Data items:
--------------------
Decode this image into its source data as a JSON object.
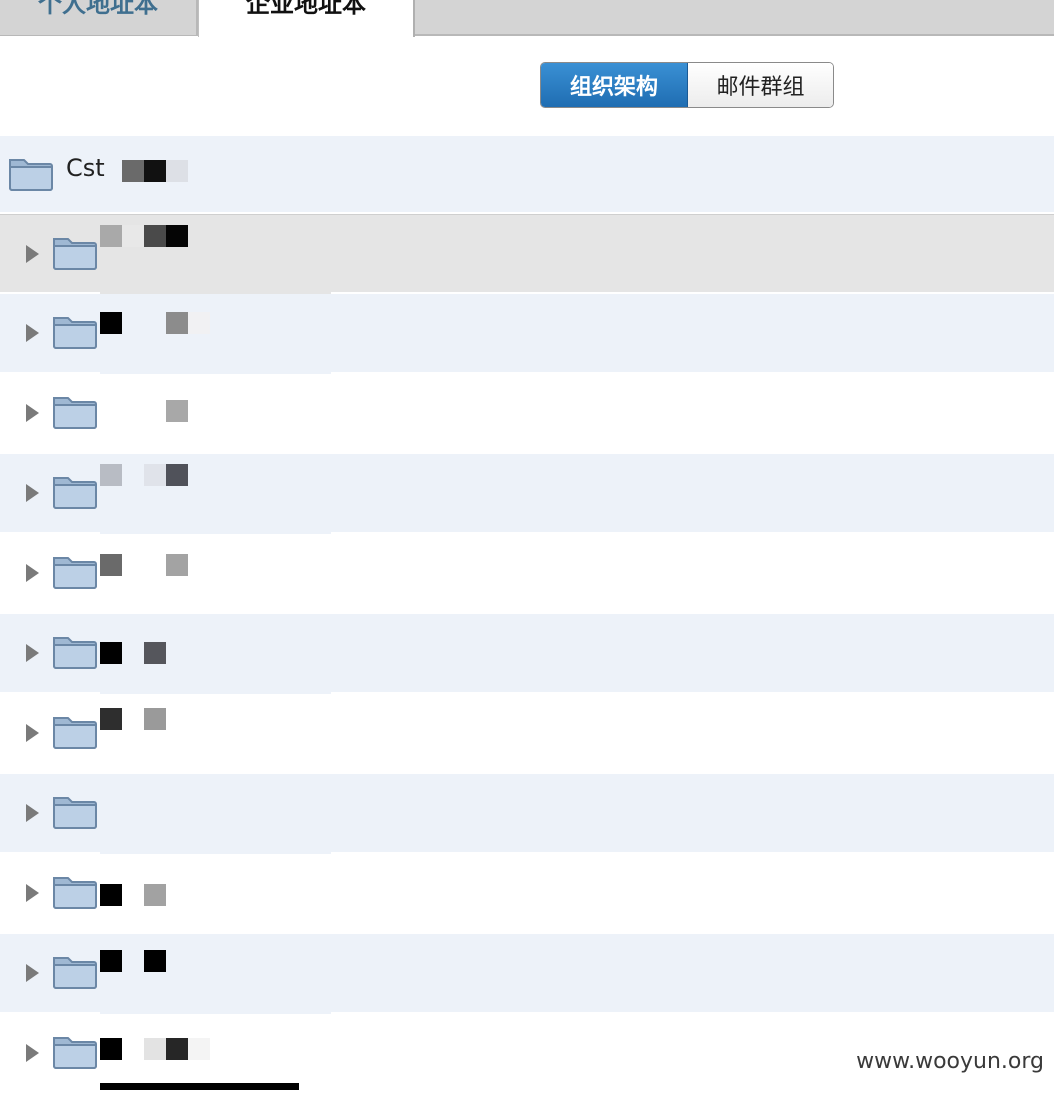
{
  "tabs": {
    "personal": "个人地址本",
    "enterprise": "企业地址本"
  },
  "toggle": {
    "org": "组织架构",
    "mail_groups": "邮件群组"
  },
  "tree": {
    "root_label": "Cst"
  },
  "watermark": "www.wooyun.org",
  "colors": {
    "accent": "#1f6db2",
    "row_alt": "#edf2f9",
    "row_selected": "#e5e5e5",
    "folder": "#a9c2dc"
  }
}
--------------------
> What is required
Quote the preceding listing precisely and completely, omitting its images.

> Written response
Decode this image into its source data as a JSON object.
{
  "tabs": {
    "personal": "个人地址本",
    "enterprise": "企业地址本"
  },
  "toggle": {
    "org": "组织架构",
    "mail_groups": "邮件群组"
  },
  "tree": {
    "root_label": "Cst"
  },
  "watermark": "www.wooyun.org",
  "colors": {
    "accent": "#1f6db2",
    "row_alt": "#edf2f9",
    "row_selected": "#e5e5e5",
    "folder": "#a9c2dc"
  }
}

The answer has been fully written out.